_Work to be completed_
Each line below should be quoted exactly, please.

[Excerpt from a dataset]

________________________________________

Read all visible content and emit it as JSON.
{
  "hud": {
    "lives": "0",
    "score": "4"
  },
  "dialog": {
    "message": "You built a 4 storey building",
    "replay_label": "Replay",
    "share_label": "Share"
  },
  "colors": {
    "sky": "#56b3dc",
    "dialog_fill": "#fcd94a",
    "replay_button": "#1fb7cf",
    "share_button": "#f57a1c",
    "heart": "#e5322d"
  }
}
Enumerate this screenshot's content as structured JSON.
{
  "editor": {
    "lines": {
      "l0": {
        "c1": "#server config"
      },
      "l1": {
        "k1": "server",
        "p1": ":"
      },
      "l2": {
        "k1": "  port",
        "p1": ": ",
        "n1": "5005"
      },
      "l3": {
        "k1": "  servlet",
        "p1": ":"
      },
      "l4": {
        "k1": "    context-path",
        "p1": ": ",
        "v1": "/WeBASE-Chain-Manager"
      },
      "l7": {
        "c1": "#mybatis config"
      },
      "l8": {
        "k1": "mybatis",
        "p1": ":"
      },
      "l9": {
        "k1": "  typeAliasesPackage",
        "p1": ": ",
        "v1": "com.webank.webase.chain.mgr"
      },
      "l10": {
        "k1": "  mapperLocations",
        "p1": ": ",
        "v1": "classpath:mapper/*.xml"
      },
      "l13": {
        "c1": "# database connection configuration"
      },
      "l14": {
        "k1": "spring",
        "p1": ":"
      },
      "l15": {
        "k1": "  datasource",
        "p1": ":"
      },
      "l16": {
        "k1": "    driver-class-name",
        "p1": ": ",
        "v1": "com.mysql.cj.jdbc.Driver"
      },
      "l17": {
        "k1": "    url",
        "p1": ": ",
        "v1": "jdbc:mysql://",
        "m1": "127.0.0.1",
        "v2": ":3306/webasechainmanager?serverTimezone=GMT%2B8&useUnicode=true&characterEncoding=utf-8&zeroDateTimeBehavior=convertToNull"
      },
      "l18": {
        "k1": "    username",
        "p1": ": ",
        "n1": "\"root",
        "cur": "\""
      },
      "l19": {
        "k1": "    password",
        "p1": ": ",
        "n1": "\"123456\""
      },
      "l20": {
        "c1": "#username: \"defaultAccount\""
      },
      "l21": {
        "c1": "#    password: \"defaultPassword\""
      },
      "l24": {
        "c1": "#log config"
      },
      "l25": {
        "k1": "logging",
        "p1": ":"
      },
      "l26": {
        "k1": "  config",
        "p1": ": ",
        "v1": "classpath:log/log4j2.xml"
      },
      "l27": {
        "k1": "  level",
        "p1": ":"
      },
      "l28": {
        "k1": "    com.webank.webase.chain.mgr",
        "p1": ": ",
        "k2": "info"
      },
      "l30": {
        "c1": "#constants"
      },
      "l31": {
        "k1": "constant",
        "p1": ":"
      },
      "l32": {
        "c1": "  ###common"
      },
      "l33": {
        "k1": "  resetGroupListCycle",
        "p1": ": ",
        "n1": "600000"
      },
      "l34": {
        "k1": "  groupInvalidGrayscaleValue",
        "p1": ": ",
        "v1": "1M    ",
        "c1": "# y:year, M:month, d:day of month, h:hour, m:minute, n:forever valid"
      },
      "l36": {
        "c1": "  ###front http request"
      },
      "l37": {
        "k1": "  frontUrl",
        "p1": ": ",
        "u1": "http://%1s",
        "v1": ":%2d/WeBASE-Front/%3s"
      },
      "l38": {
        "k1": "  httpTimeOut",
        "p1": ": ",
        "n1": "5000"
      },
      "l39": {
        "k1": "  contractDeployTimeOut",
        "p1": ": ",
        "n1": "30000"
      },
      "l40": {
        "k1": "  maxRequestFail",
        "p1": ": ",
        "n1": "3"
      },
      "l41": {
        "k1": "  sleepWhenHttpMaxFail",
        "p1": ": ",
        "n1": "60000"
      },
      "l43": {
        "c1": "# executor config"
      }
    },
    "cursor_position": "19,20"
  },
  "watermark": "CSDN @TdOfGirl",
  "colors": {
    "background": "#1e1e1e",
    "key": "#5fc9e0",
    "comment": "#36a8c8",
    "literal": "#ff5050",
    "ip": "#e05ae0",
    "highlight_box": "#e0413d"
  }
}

________________________________________

_Right answer_
Read all visible content and emit it as JSON.
{
  "hud": {
    "lives": "0",
    "score": "4"
  },
  "dialog": {
    "message": "You built a 4 storey building",
    "replay_label": "Replay",
    "share_label": "Share"
  },
  "colors": {
    "sky": "#56b3dc",
    "dialog_fill": "#fcd94a",
    "replay_button": "#1fb7cf",
    "share_button": "#f57a1c",
    "heart": "#e5322d"
  }
}
Enumerate this screenshot's content as structured JSON.
{
  "editor": {
    "lines": {
      "l0": {
        "c1": "#server config"
      },
      "l1": {
        "k1": "server",
        "p1": ":"
      },
      "l2": {
        "k1": "  port",
        "p1": ": ",
        "n1": "5005"
      },
      "l3": {
        "k1": "  servlet",
        "p1": ":"
      },
      "l4": {
        "k1": "    context-path",
        "p1": ": ",
        "v1": "/WeBASE-Chain-Manager"
      },
      "l7": {
        "c1": "#mybatis config"
      },
      "l8": {
        "k1": "mybatis",
        "p1": ":"
      },
      "l9": {
        "k1": "  typeAliasesPackage",
        "p1": ": ",
        "v1": "com.webank.webase.chain.mgr"
      },
      "l10": {
        "k1": "  mapperLocations",
        "p1": ": ",
        "v1": "classpath:mapper/*.xml"
      },
      "l13": {
        "c1": "# database connection configuration"
      },
      "l14": {
        "k1": "spring",
        "p1": ":"
      },
      "l15": {
        "k1": "  datasource",
        "p1": ":"
      },
      "l16": {
        "k1": "    driver-class-name",
        "p1": ": ",
        "v1": "com.mysql.cj.jdbc.Driver"
      },
      "l17": {
        "k1": "    url",
        "p1": ": ",
        "v1": "jdbc:mysql://",
        "m1": "127.0.0.1",
        "v2": ":3306/webasechainmanager?serverTimezone=GMT%2B8&useUnicode=true&characterEncoding=utf-8&zeroDateTimeBehavior=convertToNull"
      },
      "l18": {
        "k1": "    username",
        "p1": ": ",
        "n1": "\"root",
        "cur": "\""
      },
      "l19": {
        "k1": "    password",
        "p1": ": ",
        "n1": "\"123456\""
      },
      "l20": {
        "c1": "#username: \"defaultAccount\""
      },
      "l21": {
        "c1": "#    password: \"defaultPassword\""
      },
      "l24": {
        "c1": "#log config"
      },
      "l25": {
        "k1": "logging",
        "p1": ":"
      },
      "l26": {
        "k1": "  config",
        "p1": ": ",
        "v1": "classpath:log/log4j2.xml"
      },
      "l27": {
        "k1": "  level",
        "p1": ":"
      },
      "l28": {
        "k1": "    com.webank.webase.chain.mgr",
        "p1": ": ",
        "k2": "info"
      },
      "l30": {
        "c1": "#constants"
      },
      "l31": {
        "k1": "constant",
        "p1": ":"
      },
      "l32": {
        "c1": "  ###common"
      },
      "l33": {
        "k1": "  resetGroupListCycle",
        "p1": ": ",
        "n1": "600000"
      },
      "l34": {
        "k1": "  groupInvalidGrayscaleValue",
        "p1": ": ",
        "v1": "1M    ",
        "c1": "# y:year, M:month, d:day of month, h:hour, m:minute, n:forever valid"
      },
      "l36": {
        "c1": "  ###front http request"
      },
      "l37": {
        "k1": "  frontUrl",
        "p1": ": ",
        "u1": "http://%1s",
        "v1": ":%2d/WeBASE-Front/%3s"
      },
      "l38": {
        "k1": "  httpTimeOut",
        "p1": ": ",
        "n1": "5000"
      },
      "l39": {
        "k1": "  contractDeployTimeOut",
        "p1": ": ",
        "n1": "30000"
      },
      "l40": {
        "k1": "  maxRequestFail",
        "p1": ": ",
        "n1": "3"
      },
      "l41": {
        "k1": "  sleepWhenHttpMaxFail",
        "p1": ": ",
        "n1": "60000"
      },
      "l43": {
        "c1": "# executor config"
      }
    },
    "cursor_position": "19,20"
  },
  "watermark": "CSDN @TdOfGirl",
  "colors": {
    "background": "#1e1e1e",
    "key": "#5fc9e0",
    "comment": "#36a8c8",
    "literal": "#ff5050",
    "ip": "#e05ae0",
    "highlight_box": "#e0413d"
  }
}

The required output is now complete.